[Given request] Print every record below exactly as written.

━━━ Supplied data ━━━

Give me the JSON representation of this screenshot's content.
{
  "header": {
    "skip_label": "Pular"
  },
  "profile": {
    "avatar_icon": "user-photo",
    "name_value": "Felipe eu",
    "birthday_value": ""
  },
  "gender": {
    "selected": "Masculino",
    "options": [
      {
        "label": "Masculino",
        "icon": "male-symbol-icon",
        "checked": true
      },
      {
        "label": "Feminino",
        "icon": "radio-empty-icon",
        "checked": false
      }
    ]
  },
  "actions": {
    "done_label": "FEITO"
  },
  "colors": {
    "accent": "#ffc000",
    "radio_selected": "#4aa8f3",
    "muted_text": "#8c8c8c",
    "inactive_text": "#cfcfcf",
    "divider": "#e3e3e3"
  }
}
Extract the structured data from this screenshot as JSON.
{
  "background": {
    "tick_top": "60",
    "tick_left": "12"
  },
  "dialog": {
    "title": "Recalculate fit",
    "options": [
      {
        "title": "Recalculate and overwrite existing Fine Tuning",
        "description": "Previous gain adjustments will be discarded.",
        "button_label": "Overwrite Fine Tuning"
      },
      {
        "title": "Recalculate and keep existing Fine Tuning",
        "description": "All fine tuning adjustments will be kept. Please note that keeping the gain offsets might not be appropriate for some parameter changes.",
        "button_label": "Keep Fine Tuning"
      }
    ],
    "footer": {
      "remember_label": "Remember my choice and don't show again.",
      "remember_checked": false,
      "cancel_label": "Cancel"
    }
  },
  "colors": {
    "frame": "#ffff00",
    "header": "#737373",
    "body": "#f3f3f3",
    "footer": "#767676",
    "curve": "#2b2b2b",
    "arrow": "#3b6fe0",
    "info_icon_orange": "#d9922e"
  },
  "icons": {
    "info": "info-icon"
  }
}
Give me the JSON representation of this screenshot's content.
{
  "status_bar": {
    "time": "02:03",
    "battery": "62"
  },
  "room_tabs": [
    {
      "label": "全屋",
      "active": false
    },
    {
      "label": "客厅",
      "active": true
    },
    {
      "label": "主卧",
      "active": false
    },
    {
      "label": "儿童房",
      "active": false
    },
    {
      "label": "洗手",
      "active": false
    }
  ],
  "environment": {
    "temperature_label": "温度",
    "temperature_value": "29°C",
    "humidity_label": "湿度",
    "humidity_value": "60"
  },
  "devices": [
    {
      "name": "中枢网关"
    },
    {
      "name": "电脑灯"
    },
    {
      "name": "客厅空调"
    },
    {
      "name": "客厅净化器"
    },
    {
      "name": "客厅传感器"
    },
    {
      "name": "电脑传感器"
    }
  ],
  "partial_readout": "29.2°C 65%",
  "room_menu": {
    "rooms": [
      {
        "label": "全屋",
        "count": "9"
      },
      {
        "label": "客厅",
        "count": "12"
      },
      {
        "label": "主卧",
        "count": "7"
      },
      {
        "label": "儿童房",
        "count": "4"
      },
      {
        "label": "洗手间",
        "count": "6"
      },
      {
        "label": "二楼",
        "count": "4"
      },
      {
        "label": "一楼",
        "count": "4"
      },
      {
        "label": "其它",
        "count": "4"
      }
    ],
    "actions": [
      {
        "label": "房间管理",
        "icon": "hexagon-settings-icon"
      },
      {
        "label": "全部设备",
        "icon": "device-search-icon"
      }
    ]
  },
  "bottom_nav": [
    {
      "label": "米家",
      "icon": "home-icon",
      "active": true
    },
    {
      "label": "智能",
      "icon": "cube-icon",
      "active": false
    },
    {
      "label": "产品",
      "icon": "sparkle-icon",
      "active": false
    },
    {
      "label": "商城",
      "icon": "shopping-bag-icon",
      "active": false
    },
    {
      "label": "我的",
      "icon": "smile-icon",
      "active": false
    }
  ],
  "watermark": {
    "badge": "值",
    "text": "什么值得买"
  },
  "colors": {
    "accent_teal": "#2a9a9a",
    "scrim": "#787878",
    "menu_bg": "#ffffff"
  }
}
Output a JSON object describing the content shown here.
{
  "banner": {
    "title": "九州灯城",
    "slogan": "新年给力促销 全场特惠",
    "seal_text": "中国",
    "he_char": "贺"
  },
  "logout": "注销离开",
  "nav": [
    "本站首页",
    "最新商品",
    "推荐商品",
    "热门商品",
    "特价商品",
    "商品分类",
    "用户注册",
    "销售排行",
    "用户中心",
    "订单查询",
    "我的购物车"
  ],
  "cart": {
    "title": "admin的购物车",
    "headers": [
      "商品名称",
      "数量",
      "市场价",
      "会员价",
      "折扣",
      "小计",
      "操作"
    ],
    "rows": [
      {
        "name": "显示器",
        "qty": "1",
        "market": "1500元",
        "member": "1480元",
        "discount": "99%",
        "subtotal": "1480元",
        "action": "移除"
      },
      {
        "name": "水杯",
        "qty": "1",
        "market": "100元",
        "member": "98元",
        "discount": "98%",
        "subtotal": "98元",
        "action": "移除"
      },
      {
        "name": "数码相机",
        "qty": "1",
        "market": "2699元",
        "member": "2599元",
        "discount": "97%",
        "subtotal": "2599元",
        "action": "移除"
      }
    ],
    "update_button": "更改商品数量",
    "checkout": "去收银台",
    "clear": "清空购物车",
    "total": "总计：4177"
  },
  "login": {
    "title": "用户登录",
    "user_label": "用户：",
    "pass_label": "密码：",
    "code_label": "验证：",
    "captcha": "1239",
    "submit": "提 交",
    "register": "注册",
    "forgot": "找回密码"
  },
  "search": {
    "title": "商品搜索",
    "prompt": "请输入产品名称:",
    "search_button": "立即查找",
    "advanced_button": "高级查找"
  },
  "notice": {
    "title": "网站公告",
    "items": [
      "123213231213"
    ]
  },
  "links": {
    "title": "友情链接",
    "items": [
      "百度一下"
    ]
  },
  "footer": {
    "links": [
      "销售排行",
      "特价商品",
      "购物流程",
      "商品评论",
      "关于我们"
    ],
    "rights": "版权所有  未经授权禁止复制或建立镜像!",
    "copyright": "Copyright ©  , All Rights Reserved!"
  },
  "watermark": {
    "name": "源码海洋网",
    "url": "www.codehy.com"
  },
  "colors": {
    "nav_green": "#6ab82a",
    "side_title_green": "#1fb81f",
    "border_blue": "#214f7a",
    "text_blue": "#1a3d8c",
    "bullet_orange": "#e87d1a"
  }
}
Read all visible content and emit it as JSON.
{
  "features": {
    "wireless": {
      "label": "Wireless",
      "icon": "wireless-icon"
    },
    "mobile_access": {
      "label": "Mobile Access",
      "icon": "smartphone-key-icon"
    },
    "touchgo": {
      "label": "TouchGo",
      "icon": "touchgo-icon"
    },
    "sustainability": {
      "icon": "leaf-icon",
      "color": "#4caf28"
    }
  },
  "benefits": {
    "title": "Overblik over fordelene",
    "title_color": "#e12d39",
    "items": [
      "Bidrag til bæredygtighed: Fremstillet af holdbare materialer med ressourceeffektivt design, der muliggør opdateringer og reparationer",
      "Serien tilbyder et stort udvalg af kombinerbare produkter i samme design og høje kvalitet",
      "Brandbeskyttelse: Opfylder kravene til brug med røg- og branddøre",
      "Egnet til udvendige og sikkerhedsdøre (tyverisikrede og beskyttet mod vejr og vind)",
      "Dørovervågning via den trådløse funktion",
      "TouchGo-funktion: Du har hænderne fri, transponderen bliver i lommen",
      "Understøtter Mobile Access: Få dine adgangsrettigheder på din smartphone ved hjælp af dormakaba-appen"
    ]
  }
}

━━━

[Answer to this task]
Give me the JSON representation of this screenshot's content.
{
  "header": {
    "skip_label": "Pular"
  },
  "profile": {
    "avatar_icon": "user-photo",
    "name_value": "Felipe eu",
    "birthday_value": ""
  },
  "gender": {
    "selected": "Masculino",
    "options": [
      {
        "label": "Masculino",
        "icon": "male-symbol-icon",
        "checked": true
      },
      {
        "label": "Feminino",
        "icon": "radio-empty-icon",
        "checked": false
      }
    ]
  },
  "actions": {
    "done_label": "FEITO"
  },
  "colors": {
    "accent": "#ffc000",
    "radio_selected": "#4aa8f3",
    "muted_text": "#8c8c8c",
    "inactive_text": "#cfcfcf",
    "divider": "#e3e3e3"
  }
}
Extract the structured data from this screenshot as JSON.
{
  "background": {
    "tick_top": "60",
    "tick_left": "12"
  },
  "dialog": {
    "title": "Recalculate fit",
    "options": [
      {
        "title": "Recalculate and overwrite existing Fine Tuning",
        "description": "Previous gain adjustments will be discarded.",
        "button_label": "Overwrite Fine Tuning"
      },
      {
        "title": "Recalculate and keep existing Fine Tuning",
        "description": "All fine tuning adjustments will be kept. Please note that keeping the gain offsets might not be appropriate for some parameter changes.",
        "button_label": "Keep Fine Tuning"
      }
    ],
    "footer": {
      "remember_label": "Remember my choice and don't show again.",
      "remember_checked": false,
      "cancel_label": "Cancel"
    }
  },
  "colors": {
    "frame": "#ffff00",
    "header": "#737373",
    "body": "#f3f3f3",
    "footer": "#767676",
    "curve": "#2b2b2b",
    "arrow": "#3b6fe0",
    "info_icon_orange": "#d9922e"
  },
  "icons": {
    "info": "info-icon"
  }
}
Give me the JSON representation of this screenshot's content.
{
  "status_bar": {
    "time": "02:03",
    "battery": "62"
  },
  "room_tabs": [
    {
      "label": "全屋",
      "active": false
    },
    {
      "label": "客厅",
      "active": true
    },
    {
      "label": "主卧",
      "active": false
    },
    {
      "label": "儿童房",
      "active": false
    },
    {
      "label": "洗手",
      "active": false
    }
  ],
  "environment": {
    "temperature_label": "温度",
    "temperature_value": "29°C",
    "humidity_label": "湿度",
    "humidity_value": "60"
  },
  "devices": [
    {
      "name": "中枢网关"
    },
    {
      "name": "电脑灯"
    },
    {
      "name": "客厅空调"
    },
    {
      "name": "客厅净化器"
    },
    {
      "name": "客厅传感器"
    },
    {
      "name": "电脑传感器"
    }
  ],
  "partial_readout": "29.2°C 65%",
  "room_menu": {
    "rooms": [
      {
        "label": "全屋",
        "count": "9"
      },
      {
        "label": "客厅",
        "count": "12"
      },
      {
        "label": "主卧",
        "count": "7"
      },
      {
        "label": "儿童房",
        "count": "4"
      },
      {
        "label": "洗手间",
        "count": "6"
      },
      {
        "label": "二楼",
        "count": "4"
      },
      {
        "label": "一楼",
        "count": "4"
      },
      {
        "label": "其它",
        "count": "4"
      }
    ],
    "actions": [
      {
        "label": "房间管理",
        "icon": "hexagon-settings-icon"
      },
      {
        "label": "全部设备",
        "icon": "device-search-icon"
      }
    ]
  },
  "bottom_nav": [
    {
      "label": "米家",
      "icon": "home-icon",
      "active": true
    },
    {
      "label": "智能",
      "icon": "cube-icon",
      "active": false
    },
    {
      "label": "产品",
      "icon": "sparkle-icon",
      "active": false
    },
    {
      "label": "商城",
      "icon": "shopping-bag-icon",
      "active": false
    },
    {
      "label": "我的",
      "icon": "smile-icon",
      "active": false
    }
  ],
  "watermark": {
    "badge": "值",
    "text": "什么值得买"
  },
  "colors": {
    "accent_teal": "#2a9a9a",
    "scrim": "#787878",
    "menu_bg": "#ffffff"
  }
}
Output a JSON object describing the content shown here.
{
  "banner": {
    "title": "九州灯城",
    "slogan": "新年给力促销 全场特惠",
    "seal_text": "中国",
    "he_char": "贺"
  },
  "logout": "注销离开",
  "nav": [
    "本站首页",
    "最新商品",
    "推荐商品",
    "热门商品",
    "特价商品",
    "商品分类",
    "用户注册",
    "销售排行",
    "用户中心",
    "订单查询",
    "我的购物车"
  ],
  "cart": {
    "title": "admin的购物车",
    "headers": [
      "商品名称",
      "数量",
      "市场价",
      "会员价",
      "折扣",
      "小计",
      "操作"
    ],
    "rows": [
      {
        "name": "显示器",
        "qty": "1",
        "market": "1500元",
        "member": "1480元",
        "discount": "99%",
        "subtotal": "1480元",
        "action": "移除"
      },
      {
        "name": "水杯",
        "qty": "1",
        "market": "100元",
        "member": "98元",
        "discount": "98%",
        "subtotal": "98元",
        "action": "移除"
      },
      {
        "name": "数码相机",
        "qty": "1",
        "market": "2699元",
        "member": "2599元",
        "discount": "97%",
        "subtotal": "2599元",
        "action": "移除"
      }
    ],
    "update_button": "更改商品数量",
    "checkout": "去收银台",
    "clear": "清空购物车",
    "total": "总计：4177"
  },
  "login": {
    "title": "用户登录",
    "user_label": "用户：",
    "pass_label": "密码：",
    "code_label": "验证：",
    "captcha": "1239",
    "submit": "提 交",
    "register": "注册",
    "forgot": "找回密码"
  },
  "search": {
    "title": "商品搜索",
    "prompt": "请输入产品名称:",
    "search_button": "立即查找",
    "advanced_button": "高级查找"
  },
  "notice": {
    "title": "网站公告",
    "items": [
      "123213231213"
    ]
  },
  "links": {
    "title": "友情链接",
    "items": [
      "百度一下"
    ]
  },
  "footer": {
    "links": [
      "销售排行",
      "特价商品",
      "购物流程",
      "商品评论",
      "关于我们"
    ],
    "rights": "版权所有  未经授权禁止复制或建立镜像!",
    "copyright": "Copyright ©  , All Rights Reserved!"
  },
  "watermark": {
    "name": "源码海洋网",
    "url": "www.codehy.com"
  },
  "colors": {
    "nav_green": "#6ab82a",
    "side_title_green": "#1fb81f",
    "border_blue": "#214f7a",
    "text_blue": "#1a3d8c",
    "bullet_orange": "#e87d1a"
  }
}
Read all visible content and emit it as JSON.
{
  "features": {
    "wireless": {
      "label": "Wireless",
      "icon": "wireless-icon"
    },
    "mobile_access": {
      "label": "Mobile Access",
      "icon": "smartphone-key-icon"
    },
    "touchgo": {
      "label": "TouchGo",
      "icon": "touchgo-icon"
    },
    "sustainability": {
      "icon": "leaf-icon",
      "color": "#4caf28"
    }
  },
  "benefits": {
    "title": "Overblik over fordelene",
    "title_color": "#e12d39",
    "items": [
      "Bidrag til bæredygtighed: Fremstillet af holdbare materialer med ressourceeffektivt design, der muliggør opdateringer og reparationer",
      "Serien tilbyder et stort udvalg af kombinerbare produkter i samme design og høje kvalitet",
      "Brandbeskyttelse: Opfylder kravene til brug med røg- og branddøre",
      "Egnet til udvendige og sikkerhedsdøre (tyverisikrede og beskyttet mod vejr og vind)",
      "Dørovervågning via den trådløse funktion",
      "TouchGo-funktion: Du har hænderne fri, transponderen bliver i lommen",
      "Understøtter Mobile Access: Få dine adgangsrettigheder på din smartphone ved hjælp af dormakaba-appen"
    ]
  }
}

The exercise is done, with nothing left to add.